**Data entries for graphics**
----------

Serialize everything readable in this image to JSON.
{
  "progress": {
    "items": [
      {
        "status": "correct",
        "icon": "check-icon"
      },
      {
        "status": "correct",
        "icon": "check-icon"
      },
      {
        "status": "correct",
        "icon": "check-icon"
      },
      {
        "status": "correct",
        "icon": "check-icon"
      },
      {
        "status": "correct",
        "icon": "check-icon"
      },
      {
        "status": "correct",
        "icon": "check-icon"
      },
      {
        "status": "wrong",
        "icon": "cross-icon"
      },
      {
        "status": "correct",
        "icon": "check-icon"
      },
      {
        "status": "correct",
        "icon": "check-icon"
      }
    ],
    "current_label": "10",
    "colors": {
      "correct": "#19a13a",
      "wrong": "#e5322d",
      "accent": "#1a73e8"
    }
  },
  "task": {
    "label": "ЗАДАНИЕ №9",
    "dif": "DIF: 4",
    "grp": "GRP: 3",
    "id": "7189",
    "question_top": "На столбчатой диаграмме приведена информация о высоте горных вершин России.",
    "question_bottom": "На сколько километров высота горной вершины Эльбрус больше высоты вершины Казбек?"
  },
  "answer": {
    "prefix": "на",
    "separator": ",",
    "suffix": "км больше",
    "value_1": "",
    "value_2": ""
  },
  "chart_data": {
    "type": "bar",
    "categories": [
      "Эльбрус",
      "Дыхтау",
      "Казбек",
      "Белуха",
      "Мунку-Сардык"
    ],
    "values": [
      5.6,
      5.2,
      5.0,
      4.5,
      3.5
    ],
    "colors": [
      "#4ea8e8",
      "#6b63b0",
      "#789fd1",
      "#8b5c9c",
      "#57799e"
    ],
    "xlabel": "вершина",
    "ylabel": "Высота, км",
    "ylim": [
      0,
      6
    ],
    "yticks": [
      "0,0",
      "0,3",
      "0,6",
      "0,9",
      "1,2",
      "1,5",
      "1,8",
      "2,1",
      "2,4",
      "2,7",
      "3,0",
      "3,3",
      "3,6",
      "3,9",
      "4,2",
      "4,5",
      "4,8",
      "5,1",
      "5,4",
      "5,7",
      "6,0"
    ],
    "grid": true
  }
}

----------

**Directions**
Look through the entries above and list every line containing "Эльбрус".

**Full response**
    "question_bottom": "На сколько километров высота горной вершины Эльбрус больше высоты вершины Казбек?"
      "Эльбрус",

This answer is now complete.